## Exercise details
Copy out every line of the material below word for word, omitting the picture.

___ Provided information ___

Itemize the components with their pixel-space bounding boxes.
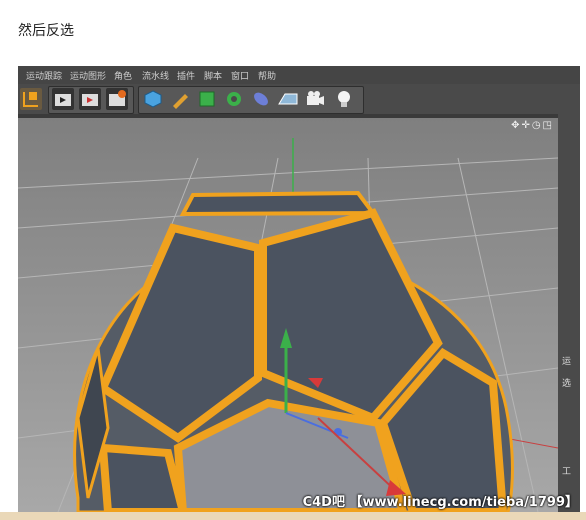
pen-spline-icon[interactable] <box>169 88 191 110</box>
post-caption: 然后反选 <box>18 23 74 39</box>
menu-help[interactable]: 帮助 <box>258 69 276 82</box>
panel-tab-2[interactable]: 选 <box>562 376 571 389</box>
menu-bar: 运动跟踪 运动图形 角色 流水线 插件 脚本 窗口 帮助 <box>18 66 580 84</box>
menu-character[interactable]: 角色 <box>114 69 132 82</box>
cube-icon[interactable] <box>142 88 164 110</box>
menu-plugins[interactable]: 插件 <box>177 69 195 82</box>
viewport-navigation-icons[interactable]: ✥✛◷◳ <box>511 120 554 131</box>
render-picture-viewer-icon[interactable] <box>79 88 101 110</box>
panel-tab-1[interactable]: 运 <box>562 354 571 367</box>
coordinate-system-icon[interactable] <box>20 88 42 110</box>
menu-motion-tracking[interactable]: 运动跟踪 <box>26 69 62 82</box>
attribute-panel-strip: 运 选 工 <box>558 84 580 512</box>
camera-icon[interactable] <box>304 88 326 110</box>
menu-mograph[interactable]: 运动图形 <box>70 69 106 82</box>
3d-viewport[interactable]: ✥✛◷◳ <box>18 118 558 512</box>
render-settings-icon[interactable] <box>106 88 128 110</box>
panel-tab-3[interactable]: 工 <box>562 464 571 477</box>
array-icon[interactable] <box>223 88 245 110</box>
menu-script[interactable]: 脚本 <box>204 69 222 82</box>
menu-pipeline[interactable]: 流水线 <box>142 69 169 82</box>
subdivision-icon[interactable] <box>196 88 218 110</box>
cinema4d-window: 运动跟踪 运动图形 角色 流水线 插件 脚本 窗口 帮助 ✥✛◷◳ 运 选 工 <box>18 66 580 512</box>
toolbar <box>18 84 580 114</box>
render-view-icon[interactable] <box>52 88 74 110</box>
watermark-text: C4D吧 【www.linecg.com/tieba/1799】 <box>302 495 578 510</box>
viewport-scene <box>18 118 558 512</box>
light-icon[interactable] <box>333 88 355 110</box>
page-bottom-border <box>0 512 586 520</box>
deformer-icon[interactable] <box>250 88 272 110</box>
floor-icon[interactable] <box>277 88 299 110</box>
menu-window[interactable]: 窗口 <box>231 69 249 82</box>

___

## Finished exercise
Itemize the components with their pixel-space bounding boxes.
pen-spline-icon[interactable] <box>169 88 191 110</box>
post-caption: 然后反选 <box>18 23 74 39</box>
menu-help[interactable]: 帮助 <box>258 69 276 82</box>
panel-tab-2[interactable]: 选 <box>562 376 571 389</box>
menu-bar: 运动跟踪 运动图形 角色 流水线 插件 脚本 窗口 帮助 <box>18 66 580 84</box>
menu-character[interactable]: 角色 <box>114 69 132 82</box>
cube-icon[interactable] <box>142 88 164 110</box>
menu-plugins[interactable]: 插件 <box>177 69 195 82</box>
viewport-navigation-icons[interactable]: ✥✛◷◳ <box>511 120 554 131</box>
render-picture-viewer-icon[interactable] <box>79 88 101 110</box>
panel-tab-1[interactable]: 运 <box>562 354 571 367</box>
coordinate-system-icon[interactable] <box>20 88 42 110</box>
menu-motion-tracking[interactable]: 运动跟踪 <box>26 69 62 82</box>
attribute-panel-strip: 运 选 工 <box>558 84 580 512</box>
camera-icon[interactable] <box>304 88 326 110</box>
menu-mograph[interactable]: 运动图形 <box>70 69 106 82</box>
3d-viewport[interactable]: ✥✛◷◳ <box>18 118 558 512</box>
render-settings-icon[interactable] <box>106 88 128 110</box>
panel-tab-3[interactable]: 工 <box>562 464 571 477</box>
array-icon[interactable] <box>223 88 245 110</box>
menu-script[interactable]: 脚本 <box>204 69 222 82</box>
menu-pipeline[interactable]: 流水线 <box>142 69 169 82</box>
subdivision-icon[interactable] <box>196 88 218 110</box>
cinema4d-window: 运动跟踪 运动图形 角色 流水线 插件 脚本 窗口 帮助 ✥✛◷◳ 运 选 工 <box>18 66 580 512</box>
toolbar <box>18 84 580 114</box>
render-view-icon[interactable] <box>52 88 74 110</box>
watermark-text: C4D吧 【www.linecg.com/tieba/1799】 <box>302 495 578 510</box>
viewport-scene <box>18 118 558 512</box>
light-icon[interactable] <box>333 88 355 110</box>
page-bottom-border <box>0 512 586 520</box>
deformer-icon[interactable] <box>250 88 272 110</box>
floor-icon[interactable] <box>277 88 299 110</box>
menu-window[interactable]: 窗口 <box>231 69 249 82</box>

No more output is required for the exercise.